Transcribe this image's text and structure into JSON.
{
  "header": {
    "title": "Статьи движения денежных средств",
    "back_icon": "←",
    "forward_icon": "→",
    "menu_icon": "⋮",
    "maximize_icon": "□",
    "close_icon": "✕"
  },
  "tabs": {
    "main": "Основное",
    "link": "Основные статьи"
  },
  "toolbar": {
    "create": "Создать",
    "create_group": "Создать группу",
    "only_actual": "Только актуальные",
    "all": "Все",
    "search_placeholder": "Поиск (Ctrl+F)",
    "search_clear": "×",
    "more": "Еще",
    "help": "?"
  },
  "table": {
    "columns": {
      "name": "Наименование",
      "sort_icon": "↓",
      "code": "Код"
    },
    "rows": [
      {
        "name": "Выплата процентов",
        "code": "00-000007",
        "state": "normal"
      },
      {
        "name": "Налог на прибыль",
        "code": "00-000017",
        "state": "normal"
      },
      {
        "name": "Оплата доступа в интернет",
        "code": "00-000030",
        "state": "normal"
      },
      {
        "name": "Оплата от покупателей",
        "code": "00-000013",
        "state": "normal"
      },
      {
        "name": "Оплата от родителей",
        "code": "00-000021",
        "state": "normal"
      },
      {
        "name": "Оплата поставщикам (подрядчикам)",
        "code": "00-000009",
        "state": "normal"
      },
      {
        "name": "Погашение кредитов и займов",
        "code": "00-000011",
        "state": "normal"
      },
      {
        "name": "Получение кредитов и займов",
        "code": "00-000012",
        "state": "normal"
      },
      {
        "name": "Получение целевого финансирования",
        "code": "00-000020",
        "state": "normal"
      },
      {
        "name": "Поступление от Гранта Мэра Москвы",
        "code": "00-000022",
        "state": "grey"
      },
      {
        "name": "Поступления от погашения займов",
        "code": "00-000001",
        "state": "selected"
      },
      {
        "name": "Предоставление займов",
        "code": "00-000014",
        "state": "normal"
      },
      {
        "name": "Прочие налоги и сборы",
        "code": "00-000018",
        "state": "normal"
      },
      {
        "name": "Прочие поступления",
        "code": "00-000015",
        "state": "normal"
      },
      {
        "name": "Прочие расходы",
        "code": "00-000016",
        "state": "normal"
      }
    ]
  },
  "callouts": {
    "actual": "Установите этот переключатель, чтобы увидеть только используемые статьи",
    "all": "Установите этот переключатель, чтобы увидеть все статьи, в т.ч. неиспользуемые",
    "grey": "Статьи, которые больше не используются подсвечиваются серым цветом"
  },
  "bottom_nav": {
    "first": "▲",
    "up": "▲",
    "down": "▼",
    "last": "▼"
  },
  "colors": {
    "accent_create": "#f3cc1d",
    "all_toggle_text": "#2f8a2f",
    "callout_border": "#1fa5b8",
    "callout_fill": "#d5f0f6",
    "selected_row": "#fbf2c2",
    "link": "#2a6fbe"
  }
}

■ **EXERCISE OBJECTIVE**: Lines holding the word "grey" in the entries above are the ones to pull out. Copy them all.

■ **EXERCISE ANSWER**:
        "state": "grey"
    "grey": "Статьи, которые больше не используются подсвечиваются серым цветом"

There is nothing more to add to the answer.